Problem description
Print, exactly and completely, every entry in the data.
##### Stored rows
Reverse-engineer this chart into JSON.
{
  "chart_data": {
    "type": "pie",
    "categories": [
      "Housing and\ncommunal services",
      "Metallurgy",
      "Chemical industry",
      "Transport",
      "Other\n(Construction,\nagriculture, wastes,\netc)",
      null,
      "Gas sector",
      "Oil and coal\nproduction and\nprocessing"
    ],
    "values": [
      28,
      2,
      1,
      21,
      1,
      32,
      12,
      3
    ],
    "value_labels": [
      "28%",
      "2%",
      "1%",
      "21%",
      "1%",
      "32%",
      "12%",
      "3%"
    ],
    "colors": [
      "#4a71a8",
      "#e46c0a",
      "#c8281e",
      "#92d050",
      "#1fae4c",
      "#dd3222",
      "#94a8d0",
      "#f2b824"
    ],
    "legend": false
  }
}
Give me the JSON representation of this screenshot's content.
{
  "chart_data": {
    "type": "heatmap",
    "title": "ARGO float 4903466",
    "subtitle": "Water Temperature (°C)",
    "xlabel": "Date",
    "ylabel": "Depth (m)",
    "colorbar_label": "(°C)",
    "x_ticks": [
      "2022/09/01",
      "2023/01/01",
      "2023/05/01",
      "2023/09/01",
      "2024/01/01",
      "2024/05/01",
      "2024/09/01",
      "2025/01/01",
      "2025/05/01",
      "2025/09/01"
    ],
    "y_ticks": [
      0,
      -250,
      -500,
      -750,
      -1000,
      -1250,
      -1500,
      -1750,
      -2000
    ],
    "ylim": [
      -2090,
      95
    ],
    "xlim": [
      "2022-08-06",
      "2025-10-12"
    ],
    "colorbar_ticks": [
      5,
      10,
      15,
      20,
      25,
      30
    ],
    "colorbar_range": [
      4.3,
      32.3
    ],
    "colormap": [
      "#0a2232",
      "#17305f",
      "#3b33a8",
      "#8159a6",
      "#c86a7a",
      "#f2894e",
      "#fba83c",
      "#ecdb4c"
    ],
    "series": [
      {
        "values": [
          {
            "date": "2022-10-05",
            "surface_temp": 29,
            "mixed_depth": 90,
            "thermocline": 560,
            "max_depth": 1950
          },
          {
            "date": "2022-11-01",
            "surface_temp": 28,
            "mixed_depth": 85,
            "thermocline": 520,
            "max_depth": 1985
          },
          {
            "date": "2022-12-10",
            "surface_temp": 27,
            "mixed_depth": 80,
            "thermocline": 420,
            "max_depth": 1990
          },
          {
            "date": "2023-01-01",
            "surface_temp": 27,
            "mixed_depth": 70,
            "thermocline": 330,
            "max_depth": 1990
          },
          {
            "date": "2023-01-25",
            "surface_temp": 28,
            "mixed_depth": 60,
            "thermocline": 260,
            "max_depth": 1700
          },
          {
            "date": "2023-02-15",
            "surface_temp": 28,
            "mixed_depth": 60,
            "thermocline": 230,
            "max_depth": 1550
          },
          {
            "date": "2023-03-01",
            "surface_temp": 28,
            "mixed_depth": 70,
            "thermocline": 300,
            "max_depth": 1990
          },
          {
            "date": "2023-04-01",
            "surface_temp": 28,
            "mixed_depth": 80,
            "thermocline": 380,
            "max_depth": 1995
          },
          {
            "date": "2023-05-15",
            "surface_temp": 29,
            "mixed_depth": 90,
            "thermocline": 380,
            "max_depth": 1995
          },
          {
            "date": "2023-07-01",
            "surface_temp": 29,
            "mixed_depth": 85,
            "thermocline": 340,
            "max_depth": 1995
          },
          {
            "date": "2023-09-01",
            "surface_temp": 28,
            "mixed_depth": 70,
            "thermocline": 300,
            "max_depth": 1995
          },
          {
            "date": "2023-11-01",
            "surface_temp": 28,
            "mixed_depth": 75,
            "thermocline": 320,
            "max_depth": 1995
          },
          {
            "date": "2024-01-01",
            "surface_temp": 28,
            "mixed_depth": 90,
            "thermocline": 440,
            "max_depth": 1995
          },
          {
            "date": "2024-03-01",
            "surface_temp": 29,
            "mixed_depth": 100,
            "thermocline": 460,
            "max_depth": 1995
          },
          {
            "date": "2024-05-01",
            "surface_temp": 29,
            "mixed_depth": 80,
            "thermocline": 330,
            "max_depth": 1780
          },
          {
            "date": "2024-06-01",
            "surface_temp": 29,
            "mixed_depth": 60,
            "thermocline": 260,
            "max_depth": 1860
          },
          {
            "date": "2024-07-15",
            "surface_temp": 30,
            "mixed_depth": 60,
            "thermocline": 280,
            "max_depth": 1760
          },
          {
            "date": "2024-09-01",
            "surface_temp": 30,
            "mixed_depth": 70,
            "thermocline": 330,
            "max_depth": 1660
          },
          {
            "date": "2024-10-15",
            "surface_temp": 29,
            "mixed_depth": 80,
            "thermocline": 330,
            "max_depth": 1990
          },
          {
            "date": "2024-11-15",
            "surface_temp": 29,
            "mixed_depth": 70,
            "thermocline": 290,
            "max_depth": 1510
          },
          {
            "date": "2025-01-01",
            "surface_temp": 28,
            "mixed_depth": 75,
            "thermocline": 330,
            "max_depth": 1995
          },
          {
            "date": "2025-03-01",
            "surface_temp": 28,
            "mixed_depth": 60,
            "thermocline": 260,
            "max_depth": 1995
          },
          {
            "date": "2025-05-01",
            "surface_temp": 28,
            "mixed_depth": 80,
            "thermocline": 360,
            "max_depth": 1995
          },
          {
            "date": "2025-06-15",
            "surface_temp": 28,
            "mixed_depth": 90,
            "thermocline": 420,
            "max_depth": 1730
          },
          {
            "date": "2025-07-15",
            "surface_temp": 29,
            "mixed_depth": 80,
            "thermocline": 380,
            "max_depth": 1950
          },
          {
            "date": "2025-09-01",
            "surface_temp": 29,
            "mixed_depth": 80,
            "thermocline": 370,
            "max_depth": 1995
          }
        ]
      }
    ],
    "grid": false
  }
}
##########
Exercise response
Reverse-engineer this chart into JSON.
{
  "chart_data": {
    "type": "pie",
    "categories": [
      "Housing and\ncommunal services",
      "Metallurgy",
      "Chemical industry",
      "Transport",
      "Other\n(Construction,\nagriculture, wastes,\netc)",
      null,
      "Gas sector",
      "Oil and coal\nproduction and\nprocessing"
    ],
    "values": [
      28,
      2,
      1,
      21,
      1,
      32,
      12,
      3
    ],
    "value_labels": [
      "28%",
      "2%",
      "1%",
      "21%",
      "1%",
      "32%",
      "12%",
      "3%"
    ],
    "colors": [
      "#4a71a8",
      "#e46c0a",
      "#c8281e",
      "#92d050",
      "#1fae4c",
      "#dd3222",
      "#94a8d0",
      "#f2b824"
    ],
    "legend": false
  }
}
Give me the JSON representation of this screenshot's content.
{
  "chart_data": {
    "type": "heatmap",
    "title": "ARGO float 4903466",
    "subtitle": "Water Temperature (°C)",
    "xlabel": "Date",
    "ylabel": "Depth (m)",
    "colorbar_label": "(°C)",
    "x_ticks": [
      "2022/09/01",
      "2023/01/01",
      "2023/05/01",
      "2023/09/01",
      "2024/01/01",
      "2024/05/01",
      "2024/09/01",
      "2025/01/01",
      "2025/05/01",
      "2025/09/01"
    ],
    "y_ticks": [
      0,
      -250,
      -500,
      -750,
      -1000,
      -1250,
      -1500,
      -1750,
      -2000
    ],
    "ylim": [
      -2090,
      95
    ],
    "xlim": [
      "2022-08-06",
      "2025-10-12"
    ],
    "colorbar_ticks": [
      5,
      10,
      15,
      20,
      25,
      30
    ],
    "colorbar_range": [
      4.3,
      32.3
    ],
    "colormap": [
      "#0a2232",
      "#17305f",
      "#3b33a8",
      "#8159a6",
      "#c86a7a",
      "#f2894e",
      "#fba83c",
      "#ecdb4c"
    ],
    "series": [
      {
        "values": [
          {
            "date": "2022-10-05",
            "surface_temp": 29,
            "mixed_depth": 90,
            "thermocline": 560,
            "max_depth": 1950
          },
          {
            "date": "2022-11-01",
            "surface_temp": 28,
            "mixed_depth": 85,
            "thermocline": 520,
            "max_depth": 1985
          },
          {
            "date": "2022-12-10",
            "surface_temp": 27,
            "mixed_depth": 80,
            "thermocline": 420,
            "max_depth": 1990
          },
          {
            "date": "2023-01-01",
            "surface_temp": 27,
            "mixed_depth": 70,
            "thermocline": 330,
            "max_depth": 1990
          },
          {
            "date": "2023-01-25",
            "surface_temp": 28,
            "mixed_depth": 60,
            "thermocline": 260,
            "max_depth": 1700
          },
          {
            "date": "2023-02-15",
            "surface_temp": 28,
            "mixed_depth": 60,
            "thermocline": 230,
            "max_depth": 1550
          },
          {
            "date": "2023-03-01",
            "surface_temp": 28,
            "mixed_depth": 70,
            "thermocline": 300,
            "max_depth": 1990
          },
          {
            "date": "2023-04-01",
            "surface_temp": 28,
            "mixed_depth": 80,
            "thermocline": 380,
            "max_depth": 1995
          },
          {
            "date": "2023-05-15",
            "surface_temp": 29,
            "mixed_depth": 90,
            "thermocline": 380,
            "max_depth": 1995
          },
          {
            "date": "2023-07-01",
            "surface_temp": 29,
            "mixed_depth": 85,
            "thermocline": 340,
            "max_depth": 1995
          },
          {
            "date": "2023-09-01",
            "surface_temp": 28,
            "mixed_depth": 70,
            "thermocline": 300,
            "max_depth": 1995
          },
          {
            "date": "2023-11-01",
            "surface_temp": 28,
            "mixed_depth": 75,
            "thermocline": 320,
            "max_depth": 1995
          },
          {
            "date": "2024-01-01",
            "surface_temp": 28,
            "mixed_depth": 90,
            "thermocline": 440,
            "max_depth": 1995
          },
          {
            "date": "2024-03-01",
            "surface_temp": 29,
            "mixed_depth": 100,
            "thermocline": 460,
            "max_depth": 1995
          },
          {
            "date": "2024-05-01",
            "surface_temp": 29,
            "mixed_depth": 80,
            "thermocline": 330,
            "max_depth": 1780
          },
          {
            "date": "2024-06-01",
            "surface_temp": 29,
            "mixed_depth": 60,
            "thermocline": 260,
            "max_depth": 1860
          },
          {
            "date": "2024-07-15",
            "surface_temp": 30,
            "mixed_depth": 60,
            "thermocline": 280,
            "max_depth": 1760
          },
          {
            "date": "2024-09-01",
            "surface_temp": 30,
            "mixed_depth": 70,
            "thermocline": 330,
            "max_depth": 1660
          },
          {
            "date": "2024-10-15",
            "surface_temp": 29,
            "mixed_depth": 80,
            "thermocline": 330,
            "max_depth": 1990
          },
          {
            "date": "2024-11-15",
            "surface_temp": 29,
            "mixed_depth": 70,
            "thermocline": 290,
            "max_depth": 1510
          },
          {
            "date": "2025-01-01",
            "surface_temp": 28,
            "mixed_depth": 75,
            "thermocline": 330,
            "max_depth": 1995
          },
          {
            "date": "2025-03-01",
            "surface_temp": 28,
            "mixed_depth": 60,
            "thermocline": 260,
            "max_depth": 1995
          },
          {
            "date": "2025-05-01",
            "surface_temp": 28,
            "mixed_depth": 80,
            "thermocline": 360,
            "max_depth": 1995
          },
          {
            "date": "2025-06-15",
            "surface_temp": 28,
            "mixed_depth": 90,
            "thermocline": 420,
            "max_depth": 1730
          },
          {
            "date": "2025-07-15",
            "surface_temp": 29,
            "mixed_depth": 80,
            "thermocline": 380,
            "max_depth": 1950
          },
          {
            "date": "2025-09-01",
            "surface_temp": 29,
            "mixed_depth": 80,
            "thermocline": 370,
            "max_depth": 1995
          }
        ]
      }
    ],
    "grid": false
  }
}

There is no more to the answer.